Task instructions:
Of all the lines in the records below, copy only those that contain the string "wilcox".
[Start of Attachment]
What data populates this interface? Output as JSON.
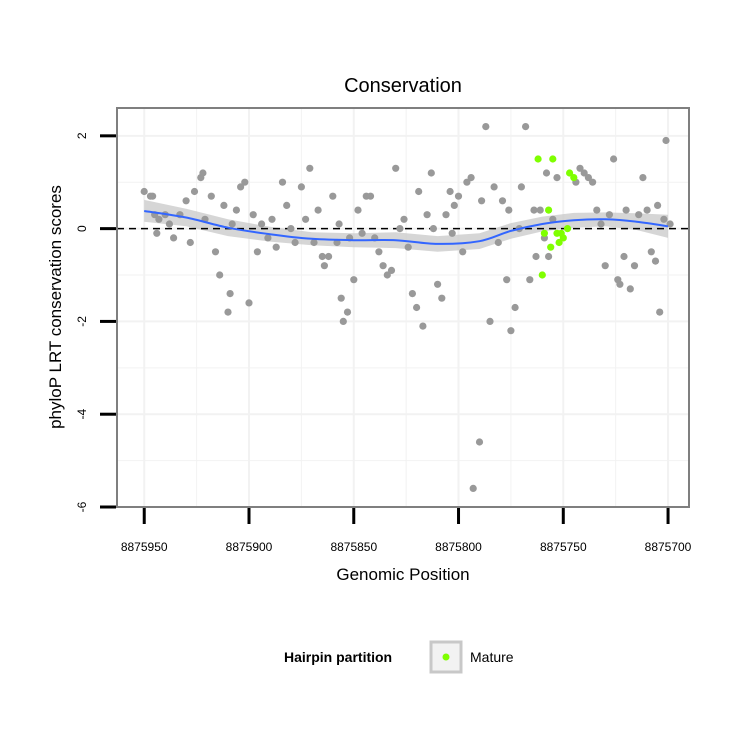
{
  "chart_data": {
    "type": "scatter",
    "title": "Conservation",
    "xlabel": "Genomic Position",
    "ylabel": "phyloP LRT conservation scores",
    "xlim": [
      8875963,
      8875690
    ],
    "x_reversed": true,
    "ylim": [
      -6,
      2.6
    ],
    "x_ticks": [
      8875950,
      8875900,
      8875850,
      8875800,
      8875750,
      8875700
    ],
    "x_tick_labels": [
      "8875950",
      "8875900",
      "8875850",
      "8875800",
      "8875750",
      "8875700"
    ],
    "y_ticks": [
      -6,
      -4,
      -2,
      0,
      2
    ],
    "y_tick_labels": [
      "-6",
      "-4",
      "-2",
      "0",
      "2"
    ],
    "grid": true,
    "reference_line": {
      "y": 0,
      "style": "dashed",
      "color": "#000000"
    },
    "colors": {
      "background_points": "#999999",
      "mature_points": "#7fff00",
      "smooth_line": "#3366ff",
      "confidence_band": "#c8c8c8",
      "panel_border": "#7f7f7f",
      "grid": "#f2f2f2"
    },
    "legend": {
      "title": "Hairpin partition",
      "position": "bottom",
      "entries": [
        {
          "label": "Mature",
          "color": "#7fff00"
        }
      ]
    },
    "series": [
      {
        "color": "#999999",
        "points": [
          [
            8875950,
            0.8
          ],
          [
            8875947,
            0.7
          ],
          [
            8875946,
            0.7
          ],
          [
            8875945,
            0.3
          ],
          [
            8875944,
            -0.1
          ],
          [
            8875943,
            0.2
          ],
          [
            8875940,
            0.3
          ],
          [
            8875938,
            0.1
          ],
          [
            8875936,
            -0.2
          ],
          [
            8875933,
            0.3
          ],
          [
            8875930,
            0.6
          ],
          [
            8875928,
            -0.3
          ],
          [
            8875926,
            0.8
          ],
          [
            8875923,
            1.1
          ],
          [
            8875922,
            1.2
          ],
          [
            8875921,
            0.2
          ],
          [
            8875918,
            0.7
          ],
          [
            8875916,
            -0.5
          ],
          [
            8875914,
            -1.0
          ],
          [
            8875912,
            0.5
          ],
          [
            8875910,
            -1.8
          ],
          [
            8875909,
            -1.4
          ],
          [
            8875908,
            0.1
          ],
          [
            8875906,
            0.4
          ],
          [
            8875904,
            0.9
          ],
          [
            8875902,
            1.0
          ],
          [
            8875900,
            -1.6
          ],
          [
            8875898,
            0.3
          ],
          [
            8875896,
            -0.5
          ],
          [
            8875894,
            0.1
          ],
          [
            8875891,
            -0.2
          ],
          [
            8875889,
            0.2
          ],
          [
            8875887,
            -0.4
          ],
          [
            8875884,
            1.0
          ],
          [
            8875882,
            0.5
          ],
          [
            8875880,
            0.0
          ],
          [
            8875878,
            -0.3
          ],
          [
            8875875,
            0.9
          ],
          [
            8875873,
            0.2
          ],
          [
            8875871,
            1.3
          ],
          [
            8875869,
            -0.3
          ],
          [
            8875867,
            0.4
          ],
          [
            8875865,
            -0.6
          ],
          [
            8875864,
            -0.8
          ],
          [
            8875862,
            -0.6
          ],
          [
            8875860,
            0.7
          ],
          [
            8875858,
            -0.3
          ],
          [
            8875857,
            0.1
          ],
          [
            8875856,
            -1.5
          ],
          [
            8875855,
            -2.0
          ],
          [
            8875853,
            -1.8
          ],
          [
            8875852,
            -0.2
          ],
          [
            8875850,
            -1.1
          ],
          [
            8875848,
            0.4
          ],
          [
            8875846,
            -0.1
          ],
          [
            8875844,
            0.7
          ],
          [
            8875842,
            0.7
          ],
          [
            8875840,
            -0.2
          ],
          [
            8875838,
            -0.5
          ],
          [
            8875836,
            -0.8
          ],
          [
            8875834,
            -1.0
          ],
          [
            8875832,
            -0.9
          ],
          [
            8875830,
            1.3
          ],
          [
            8875828,
            0.0
          ],
          [
            8875826,
            0.2
          ],
          [
            8875824,
            -0.4
          ],
          [
            8875822,
            -1.4
          ],
          [
            8875820,
            -1.7
          ],
          [
            8875819,
            0.8
          ],
          [
            8875817,
            -2.1
          ],
          [
            8875815,
            0.3
          ],
          [
            8875813,
            1.2
          ],
          [
            8875812,
            0.0
          ],
          [
            8875810,
            -1.2
          ],
          [
            8875808,
            -1.5
          ],
          [
            8875806,
            0.3
          ],
          [
            8875804,
            0.8
          ],
          [
            8875803,
            -0.1
          ],
          [
            8875802,
            0.5
          ],
          [
            8875800,
            0.7
          ],
          [
            8875798,
            -0.5
          ],
          [
            8875796,
            1.0
          ],
          [
            8875794,
            1.1
          ],
          [
            8875793,
            -5.6
          ],
          [
            8875790,
            -4.6
          ],
          [
            8875789,
            0.6
          ],
          [
            8875787,
            2.2
          ],
          [
            8875785,
            -2.0
          ],
          [
            8875783,
            0.9
          ],
          [
            8875781,
            -0.3
          ],
          [
            8875779,
            0.6
          ],
          [
            8875777,
            -1.1
          ],
          [
            8875776,
            0.4
          ],
          [
            8875775,
            -2.2
          ],
          [
            8875773,
            -1.7
          ],
          [
            8875771,
            0.0
          ],
          [
            8875770,
            0.9
          ],
          [
            8875768,
            2.2
          ],
          [
            8875766,
            -1.1
          ],
          [
            8875764,
            0.4
          ],
          [
            8875763,
            -0.6
          ],
          [
            8875761,
            0.4
          ],
          [
            8875759,
            -0.2
          ],
          [
            8875758,
            1.2
          ],
          [
            8875757,
            -0.6
          ],
          [
            8875755,
            0.2
          ],
          [
            8875753,
            1.1
          ],
          [
            8875744,
            1.0
          ],
          [
            8875742,
            1.3
          ],
          [
            8875740,
            1.2
          ],
          [
            8875738,
            1.1
          ],
          [
            8875736,
            1.0
          ],
          [
            8875734,
            0.4
          ],
          [
            8875732,
            0.1
          ],
          [
            8875730,
            -0.8
          ],
          [
            8875728,
            0.3
          ],
          [
            8875726,
            1.5
          ],
          [
            8875724,
            -1.1
          ],
          [
            8875723,
            -1.2
          ],
          [
            8875721,
            -0.6
          ],
          [
            8875720,
            0.4
          ],
          [
            8875718,
            -1.3
          ],
          [
            8875716,
            -0.8
          ],
          [
            8875714,
            0.3
          ],
          [
            8875712,
            1.1
          ],
          [
            8875710,
            0.4
          ],
          [
            8875708,
            -0.5
          ],
          [
            8875706,
            -0.7
          ],
          [
            8875705,
            0.5
          ],
          [
            8875704,
            -1.8
          ],
          [
            8875702,
            0.2
          ],
          [
            8875701,
            1.9
          ],
          [
            8875699,
            0.1
          ]
        ]
      },
      {
        "name": "Mature",
        "color": "#7fff00",
        "points": [
          [
            8875762,
            1.5
          ],
          [
            8875755,
            1.5
          ],
          [
            8875747,
            1.2
          ],
          [
            8875745,
            1.1
          ],
          [
            8875757,
            0.4
          ],
          [
            8875753,
            -0.1
          ],
          [
            8875759,
            -0.1
          ],
          [
            8875756,
            -0.4
          ],
          [
            8875750,
            -0.2
          ],
          [
            8875752,
            -0.3
          ],
          [
            8875748,
            0.0
          ],
          [
            8875760,
            -1.0
          ],
          [
            8875751,
            -0.1
          ]
        ]
      }
    ],
    "smooth_line": {
      "x": [
        8875950,
        8875930,
        8875910,
        8875890,
        8875870,
        8875850,
        8875830,
        8875810,
        8875790,
        8875775,
        8875760,
        8875745,
        8875730,
        8875715,
        8875700
      ],
      "y": [
        0.38,
        0.24,
        0.02,
        -0.12,
        -0.22,
        -0.25,
        -0.25,
        -0.33,
        -0.27,
        -0.05,
        0.1,
        0.18,
        0.2,
        0.15,
        0.05
      ],
      "lower": [
        0.15,
        0.05,
        -0.16,
        -0.28,
        -0.36,
        -0.4,
        -0.42,
        -0.5,
        -0.44,
        -0.22,
        -0.06,
        0.02,
        0.05,
        -0.03,
        -0.2
      ],
      "upper": [
        0.62,
        0.43,
        0.2,
        0.04,
        -0.08,
        -0.1,
        -0.08,
        -0.16,
        -0.1,
        0.12,
        0.26,
        0.34,
        0.35,
        0.33,
        0.3
      ]
    }
  }
}
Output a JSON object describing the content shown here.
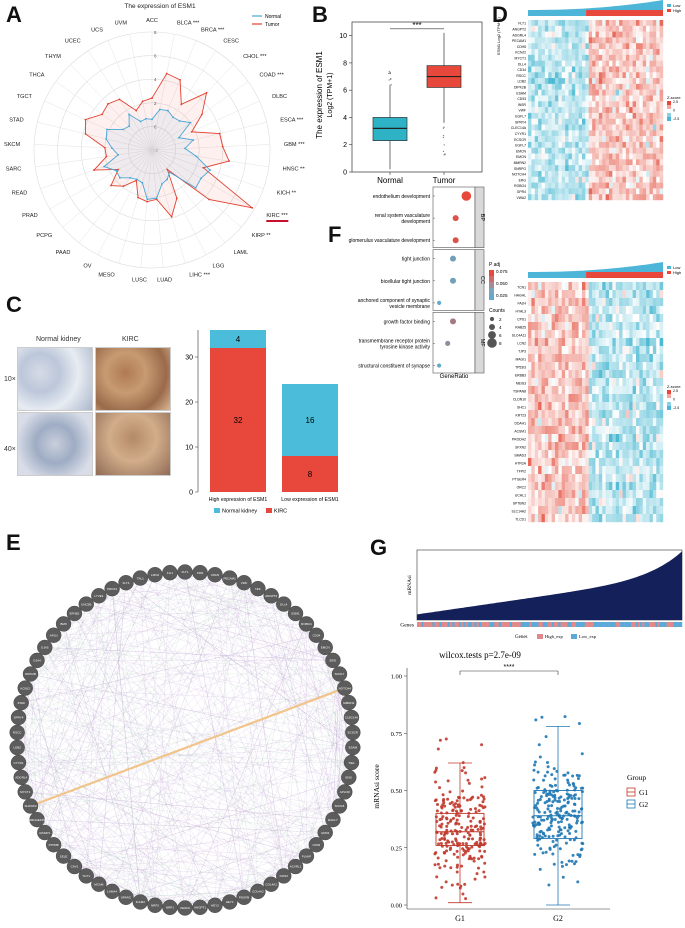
{
  "figure": {
    "panel_labels": [
      "A",
      "B",
      "C",
      "D",
      "E",
      "F",
      "G"
    ]
  },
  "panelA": {
    "title": "The expression of ESM1",
    "legend": [
      "Normal",
      "Tumor"
    ],
    "rings": [
      "-2",
      "0",
      "2",
      "4",
      "6",
      "8"
    ],
    "cancers": [
      "ACC",
      "BLCA ***",
      "BRCA ***",
      "CESC",
      "CHOL ***",
      "COAD ***",
      "DLBC",
      "ESCA ***",
      "GBM ***",
      "HNSC ***",
      "KICH **",
      "KIRC ***",
      "KIRP **",
      "LAML",
      "LGG",
      "LIHC ***",
      "LUAD",
      "LUSC",
      "MESO",
      "OV",
      "PAAD",
      "PCPG",
      "PRAD",
      "READ",
      "SARC",
      "SKCM",
      "STAD",
      "TGCT",
      "THCA",
      "THYM",
      "UCEC",
      "UCS",
      "UVM"
    ],
    "colors": {
      "normal": "#4aa6d6",
      "tumor": "#e2402f",
      "highlight": "#c8102e"
    }
  },
  "chart_data": [
    {
      "type": "radar",
      "title": "The expression of ESM1",
      "categories": [
        "ACC",
        "BLCA",
        "BRCA",
        "CESC",
        "CHOL",
        "COAD",
        "DLBC",
        "ESCA",
        "GBM",
        "HNSC",
        "KICH",
        "KIRC",
        "KIRP",
        "LAML",
        "LGG",
        "LIHC",
        "LUAD",
        "LUSC",
        "MESO",
        "OV",
        "PAAD",
        "PCPG",
        "PRAD",
        "READ",
        "SARC",
        "SKCM",
        "STAD",
        "TGCT",
        "THCA",
        "THYM",
        "UCEC",
        "UCS",
        "UVM"
      ],
      "series": [
        {
          "name": "Normal",
          "values": [
            0.6,
            1.5,
            1.6,
            1.3,
            1.4,
            2.0,
            0.5,
            1.6,
            0.8,
            1.8,
            3.2,
            2.8,
            2.9,
            0.4,
            0.8,
            1.0,
            2.1,
            2.2,
            0.9,
            0.8,
            1.0,
            1.6,
            1.5,
            2.3,
            0.9,
            1.4,
            2.0,
            2.2,
            1.0,
            0.8,
            1.6,
            0.6,
            0.7
          ]
        },
        {
          "name": "Tumor",
          "values": [
            2.4,
            4.6,
            4.4,
            2.6,
            4.7,
            3.2,
            1.7,
            3.9,
            4.0,
            4.6,
            2.6,
            7.8,
            4.4,
            0.1,
            2.6,
            3.9,
            2.2,
            2.4,
            2.2,
            0.9,
            1.9,
            2.6,
            1.3,
            3.2,
            1.9,
            2.0,
            3.8,
            4.2,
            3.2,
            3.4,
            3.1,
            1.6,
            2.2
          ]
        }
      ],
      "rlim": [
        -2,
        8
      ]
    },
    {
      "type": "box",
      "categories": [
        "Normal",
        "Tumor"
      ],
      "ylabel": "The expression of ESM1 Log2 (TPM+1)",
      "ylim": [
        0,
        11
      ],
      "yticks": [
        "0",
        "2",
        "4",
        "6",
        "8",
        "10"
      ],
      "boxes": [
        {
          "name": "Normal",
          "q1": 2.3,
          "median": 3.2,
          "q3": 4.0,
          "whisker_low": 0.2,
          "whisker_high": 6.4,
          "color": "#2eb2c6"
        },
        {
          "name": "Tumor",
          "q1": 6.2,
          "median": 7.0,
          "q3": 7.8,
          "whisker_low": 3.6,
          "whisker_high": 10.2,
          "color": "#e8483b"
        }
      ],
      "annotation": "***"
    },
    {
      "type": "bar",
      "categories": [
        "High expression of ESM1",
        "Low expression of ESM1"
      ],
      "series": [
        {
          "name": "KIRC",
          "values": [
            32,
            8
          ],
          "color": "#e8483b"
        },
        {
          "name": "Normal kidney",
          "values": [
            4,
            16
          ],
          "color": "#4bbcd9"
        }
      ],
      "ylim": [
        0,
        36
      ],
      "yticks": [
        "0",
        "10",
        "20",
        "30"
      ]
    },
    {
      "type": "scatter",
      "title": "",
      "categories": [
        "endothelium development",
        "renal system vasculature development",
        "glomerulus vasculature development",
        "tight junction",
        "bicellular tight junction",
        "anchored component of synaptic vesicle membrane",
        "growth factor binding",
        "transmembrane receptor protein tyrosine kinase activity",
        "structural constituent of synapse"
      ],
      "groups": [
        "BP",
        "BP",
        "BP",
        "CC",
        "CC",
        "CC",
        "MF",
        "MF",
        "MF"
      ],
      "gene_ratio": [
        0.55,
        0.35,
        0.35,
        0.3,
        0.3,
        0.04,
        0.3,
        0.2,
        0.04
      ],
      "counts": [
        8,
        4,
        4,
        4,
        4,
        2,
        4,
        3,
        2
      ],
      "p_adj": [
        0.025,
        0.03,
        0.03,
        0.07,
        0.07,
        0.075,
        0.05,
        0.06,
        0.075
      ],
      "xlabel": "GeneRatio",
      "legend_padj_title": "P adj",
      "legend_padj_ticks": [
        "0.075",
        "0.050",
        "0.025"
      ],
      "legend_counts_title": "Counts",
      "legend_counts_ticks": [
        "2",
        "4",
        "6",
        "8"
      ]
    },
    {
      "type": "box",
      "title": "wilcox.tests p=2.7e-09",
      "categories": [
        "G1",
        "G2"
      ],
      "ylabel": "mRNAsi score",
      "ylim": [
        0,
        1
      ],
      "yticks": [
        "0.00",
        "0.25",
        "0.50",
        "0.75",
        "1.00"
      ],
      "boxes": [
        {
          "name": "G1",
          "q1": 0.26,
          "median": 0.32,
          "q3": 0.4,
          "whisker_low": 0.01,
          "whisker_high": 0.62,
          "color": "#c0392b"
        },
        {
          "name": "G2",
          "q1": 0.29,
          "median": 0.39,
          "q3": 0.5,
          "whisker_low": 0.0,
          "whisker_high": 0.78,
          "color": "#1f78b4"
        }
      ],
      "annotation": "****",
      "legend_title": "Group"
    }
  ],
  "panelB": {
    "sig": "***",
    "xlabels": [
      "Normal",
      "Tumor"
    ],
    "ylabel1": "The expression of ESM1",
    "ylabel2": "Log2 (TPM+1)"
  },
  "panelC": {
    "img_titles": [
      "Normal kidney",
      "KIRC"
    ],
    "row_labels": [
      "10×",
      "40×"
    ],
    "legend": [
      "Normal kidney",
      "KIRC"
    ],
    "bar_labels": [
      "High expression of ESM1",
      "Low expression of ESM1"
    ],
    "bar_values": {
      "high_kirc": "32",
      "high_normal": "4",
      "low_kirc": "8",
      "low_normal": "16"
    }
  },
  "panelD": {
    "top_legend": [
      "Low",
      "High"
    ],
    "zscore_title": "Z-score",
    "zscore_ticks": [
      "2.5",
      "0",
      "-2.5"
    ],
    "top_label": "ESM1 Log2 (TPM+1)",
    "genes_top": [
      "FLT1",
      "ANGPT2",
      "ADGRL4",
      "PECAM1",
      "CDH5",
      "KCNJ2",
      "MYCT1",
      "DLL4",
      "CD34",
      "RSCC",
      "LDB2",
      "DIPK2B",
      "ESAM",
      "CD93",
      "INSR",
      "VWF",
      "EGFL7",
      "SPRY4",
      "CLEC14A",
      "CYYR1",
      "ECSCR",
      "EGFL7",
      "EMCN",
      "EMCN",
      "MMRN2",
      "SNRPG",
      "NOTCH4",
      "ERG",
      "ROBO4",
      "GPR4",
      "VWA2"
    ],
    "genes_bottom": [
      "TCN1",
      "HAGHL",
      "FA2H",
      "HYAL3",
      "CPS1",
      "RAB25",
      "SLC4A11",
      "LCN2",
      "TJP3",
      "MAGI1",
      "TP53I3",
      "ERBB3",
      "MEIS3",
      "TSPAN8",
      "CLDN10",
      "SHC1",
      "KRT23",
      "DDAH1",
      "ACSM1",
      "PRODH2",
      "SFXN2",
      "SMAD3",
      "HTR2A",
      "TFPI2",
      "PTGER4",
      "ORC2",
      "UCHL1",
      "SPTBN2",
      "SLC14A2",
      "TLCD1"
    ]
  },
  "panelE": {
    "nodes": [
      "FLT1",
      "KDR",
      "CDH5",
      "PECAM1",
      "VWF",
      "TEK",
      "ANGPT2",
      "DLL4",
      "ESM1",
      "ROBO4",
      "CD34",
      "EMCN",
      "ERG",
      "SOX17",
      "NOTCH4",
      "MMRN2",
      "CLEC14A",
      "ECSCR",
      "ESAM",
      "TIE1",
      "ENG",
      "APLNR",
      "SOX18",
      "EGFL7",
      "GPR4",
      "CD93",
      "PLVAP",
      "ACVRL1",
      "NOS3",
      "COL4A1",
      "COL4A2",
      "PDGFB",
      "HEY1",
      "HEY2",
      "ANGPT1",
      "VEGFA",
      "NRP1",
      "NRP2",
      "ICAM2",
      "SPARC",
      "LAMA4",
      "MCAM",
      "THY1",
      "CAV1",
      "SELE",
      "PTPRB",
      "RASIP1",
      "ARHGEF15",
      "SHANK3",
      "MYCT1",
      "ADGRL4",
      "CYYR1",
      "LDB2",
      "RSCC",
      "SPRY4",
      "INSR",
      "KCNJ2",
      "DIPK2B",
      "GJA4",
      "GJA5",
      "APLN",
      "BMX",
      "EFNB2",
      "UNC5B",
      "LYVE1",
      "PROX1",
      "FLT4",
      "TAL1",
      "LMO2",
      "FLI1"
    ]
  },
  "panelG": {
    "top_ylabel": "mRNAsi",
    "genes_label": "Genes",
    "genes_legend_title": "Genes",
    "genes_legend": [
      "High_exp",
      "Low_exp"
    ],
    "title": "wilcox.tests p=2.7e-09",
    "sig": "****",
    "group_title": "Group",
    "groups": [
      "G1",
      "G2"
    ]
  }
}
[End of Attachment]
Result:
      "title": "wilcox.tests p=2.7e-09",
    "title": "wilcox.tests p=2.7e-09",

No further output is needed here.